§ Prompt
Gather every line that includes the word "texture", please.

§ Data shown
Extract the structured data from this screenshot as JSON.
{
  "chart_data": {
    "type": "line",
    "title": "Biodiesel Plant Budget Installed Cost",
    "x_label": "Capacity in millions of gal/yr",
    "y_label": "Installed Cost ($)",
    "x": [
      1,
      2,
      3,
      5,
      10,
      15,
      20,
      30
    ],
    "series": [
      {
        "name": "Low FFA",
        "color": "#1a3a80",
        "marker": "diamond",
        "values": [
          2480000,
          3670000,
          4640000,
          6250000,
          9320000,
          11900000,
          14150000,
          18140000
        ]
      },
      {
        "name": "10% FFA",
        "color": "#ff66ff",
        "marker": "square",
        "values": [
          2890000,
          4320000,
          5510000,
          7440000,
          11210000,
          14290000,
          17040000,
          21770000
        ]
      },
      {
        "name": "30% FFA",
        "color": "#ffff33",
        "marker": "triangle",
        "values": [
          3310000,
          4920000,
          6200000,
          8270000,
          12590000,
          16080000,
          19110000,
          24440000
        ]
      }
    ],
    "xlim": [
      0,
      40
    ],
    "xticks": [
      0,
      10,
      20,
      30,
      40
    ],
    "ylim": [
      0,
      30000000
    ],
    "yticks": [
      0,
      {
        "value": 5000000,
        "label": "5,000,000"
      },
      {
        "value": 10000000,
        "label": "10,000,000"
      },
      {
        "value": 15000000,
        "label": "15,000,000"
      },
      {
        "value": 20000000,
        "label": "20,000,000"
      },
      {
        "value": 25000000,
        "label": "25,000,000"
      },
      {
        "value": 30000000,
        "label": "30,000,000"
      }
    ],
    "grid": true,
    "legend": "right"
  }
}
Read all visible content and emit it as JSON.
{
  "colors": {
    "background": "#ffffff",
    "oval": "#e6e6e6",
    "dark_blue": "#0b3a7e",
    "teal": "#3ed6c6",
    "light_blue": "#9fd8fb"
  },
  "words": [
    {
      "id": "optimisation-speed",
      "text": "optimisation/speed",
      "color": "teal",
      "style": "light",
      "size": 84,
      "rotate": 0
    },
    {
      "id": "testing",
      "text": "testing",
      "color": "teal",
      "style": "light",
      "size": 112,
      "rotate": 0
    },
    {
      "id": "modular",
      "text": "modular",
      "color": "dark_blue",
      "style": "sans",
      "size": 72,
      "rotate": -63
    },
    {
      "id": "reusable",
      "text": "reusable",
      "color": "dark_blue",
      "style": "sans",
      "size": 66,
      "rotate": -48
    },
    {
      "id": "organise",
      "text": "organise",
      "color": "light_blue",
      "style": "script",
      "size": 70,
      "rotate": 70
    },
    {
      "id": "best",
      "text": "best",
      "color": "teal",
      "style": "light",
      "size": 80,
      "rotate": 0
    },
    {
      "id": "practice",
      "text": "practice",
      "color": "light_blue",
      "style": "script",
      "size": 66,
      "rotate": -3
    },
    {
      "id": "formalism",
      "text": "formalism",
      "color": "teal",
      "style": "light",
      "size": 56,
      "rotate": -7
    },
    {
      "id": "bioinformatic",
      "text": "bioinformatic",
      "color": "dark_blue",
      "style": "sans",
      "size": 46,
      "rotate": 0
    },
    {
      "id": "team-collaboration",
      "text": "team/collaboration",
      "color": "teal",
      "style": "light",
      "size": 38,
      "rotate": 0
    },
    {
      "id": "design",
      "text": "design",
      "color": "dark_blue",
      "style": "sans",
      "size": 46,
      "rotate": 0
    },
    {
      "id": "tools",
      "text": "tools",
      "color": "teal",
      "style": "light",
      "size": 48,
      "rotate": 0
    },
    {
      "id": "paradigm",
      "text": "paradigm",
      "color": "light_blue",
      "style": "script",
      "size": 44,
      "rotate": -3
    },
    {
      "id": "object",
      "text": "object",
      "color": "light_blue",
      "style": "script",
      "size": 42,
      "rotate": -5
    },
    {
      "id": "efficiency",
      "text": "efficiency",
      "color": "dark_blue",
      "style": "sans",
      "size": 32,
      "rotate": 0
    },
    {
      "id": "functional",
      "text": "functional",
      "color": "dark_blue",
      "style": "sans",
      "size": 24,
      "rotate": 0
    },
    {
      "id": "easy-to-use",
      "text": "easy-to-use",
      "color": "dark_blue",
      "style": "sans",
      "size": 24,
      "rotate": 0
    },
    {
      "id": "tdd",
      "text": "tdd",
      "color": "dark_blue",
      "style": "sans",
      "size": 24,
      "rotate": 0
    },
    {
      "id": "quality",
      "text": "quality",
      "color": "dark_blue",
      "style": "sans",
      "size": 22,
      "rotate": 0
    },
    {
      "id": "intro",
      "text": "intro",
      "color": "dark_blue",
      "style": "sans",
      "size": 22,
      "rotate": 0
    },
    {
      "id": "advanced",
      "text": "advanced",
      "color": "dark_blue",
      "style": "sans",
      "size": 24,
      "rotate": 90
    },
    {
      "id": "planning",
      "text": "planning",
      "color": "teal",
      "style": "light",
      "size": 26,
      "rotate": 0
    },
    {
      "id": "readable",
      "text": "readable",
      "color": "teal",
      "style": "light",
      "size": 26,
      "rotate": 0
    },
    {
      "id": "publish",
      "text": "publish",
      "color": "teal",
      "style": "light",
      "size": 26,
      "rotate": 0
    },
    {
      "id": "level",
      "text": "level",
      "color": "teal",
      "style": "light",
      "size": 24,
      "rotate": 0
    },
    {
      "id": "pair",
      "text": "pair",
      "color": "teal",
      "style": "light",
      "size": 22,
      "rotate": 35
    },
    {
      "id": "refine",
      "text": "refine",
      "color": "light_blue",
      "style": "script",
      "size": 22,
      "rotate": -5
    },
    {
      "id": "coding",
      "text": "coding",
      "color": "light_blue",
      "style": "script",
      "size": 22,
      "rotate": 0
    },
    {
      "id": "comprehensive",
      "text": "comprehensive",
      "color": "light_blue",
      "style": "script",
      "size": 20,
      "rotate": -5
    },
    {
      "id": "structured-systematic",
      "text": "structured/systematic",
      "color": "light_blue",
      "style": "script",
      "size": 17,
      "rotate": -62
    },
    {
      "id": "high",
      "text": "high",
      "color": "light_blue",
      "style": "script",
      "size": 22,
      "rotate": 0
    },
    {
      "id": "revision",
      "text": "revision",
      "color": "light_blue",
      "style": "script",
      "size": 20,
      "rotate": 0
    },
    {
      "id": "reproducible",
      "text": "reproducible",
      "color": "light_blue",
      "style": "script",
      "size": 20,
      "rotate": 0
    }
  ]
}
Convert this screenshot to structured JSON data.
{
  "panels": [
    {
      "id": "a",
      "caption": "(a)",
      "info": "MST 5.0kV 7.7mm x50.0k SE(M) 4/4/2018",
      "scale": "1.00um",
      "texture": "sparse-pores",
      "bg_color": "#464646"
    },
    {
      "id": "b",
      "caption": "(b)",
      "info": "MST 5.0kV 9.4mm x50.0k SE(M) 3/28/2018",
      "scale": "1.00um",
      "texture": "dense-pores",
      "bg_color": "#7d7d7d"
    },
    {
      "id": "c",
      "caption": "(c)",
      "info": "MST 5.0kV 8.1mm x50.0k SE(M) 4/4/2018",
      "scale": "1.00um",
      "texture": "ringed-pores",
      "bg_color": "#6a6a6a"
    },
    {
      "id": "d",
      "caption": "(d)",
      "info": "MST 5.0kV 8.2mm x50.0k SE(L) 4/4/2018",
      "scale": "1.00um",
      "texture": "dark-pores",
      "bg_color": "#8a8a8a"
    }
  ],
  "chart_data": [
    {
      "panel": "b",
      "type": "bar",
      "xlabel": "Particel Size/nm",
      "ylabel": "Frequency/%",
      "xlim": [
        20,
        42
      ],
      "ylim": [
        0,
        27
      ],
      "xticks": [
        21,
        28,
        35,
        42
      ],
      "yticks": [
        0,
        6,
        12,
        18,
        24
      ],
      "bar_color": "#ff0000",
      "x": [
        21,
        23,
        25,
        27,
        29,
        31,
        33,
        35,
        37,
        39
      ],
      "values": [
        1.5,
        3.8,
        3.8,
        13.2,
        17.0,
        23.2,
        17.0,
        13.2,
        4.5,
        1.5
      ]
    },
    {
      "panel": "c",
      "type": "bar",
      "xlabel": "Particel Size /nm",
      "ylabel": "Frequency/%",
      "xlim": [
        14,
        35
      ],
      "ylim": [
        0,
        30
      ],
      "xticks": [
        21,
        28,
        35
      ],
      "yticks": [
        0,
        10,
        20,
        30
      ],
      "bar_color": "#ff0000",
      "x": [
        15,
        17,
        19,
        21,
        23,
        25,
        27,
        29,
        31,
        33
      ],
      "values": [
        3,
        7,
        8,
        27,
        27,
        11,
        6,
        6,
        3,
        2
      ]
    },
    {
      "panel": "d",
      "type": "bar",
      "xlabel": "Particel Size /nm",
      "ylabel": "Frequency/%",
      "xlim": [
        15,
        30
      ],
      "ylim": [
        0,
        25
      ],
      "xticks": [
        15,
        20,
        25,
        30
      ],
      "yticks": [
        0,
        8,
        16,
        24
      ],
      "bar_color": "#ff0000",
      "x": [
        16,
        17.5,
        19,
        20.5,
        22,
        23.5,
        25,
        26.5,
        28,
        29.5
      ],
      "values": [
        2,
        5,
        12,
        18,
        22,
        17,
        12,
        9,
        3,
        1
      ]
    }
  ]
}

§ Written response
      "texture": "sparse-pores",
      "texture": "dense-pores",
      "texture": "ringed-pores",
      "texture": "dark-pores",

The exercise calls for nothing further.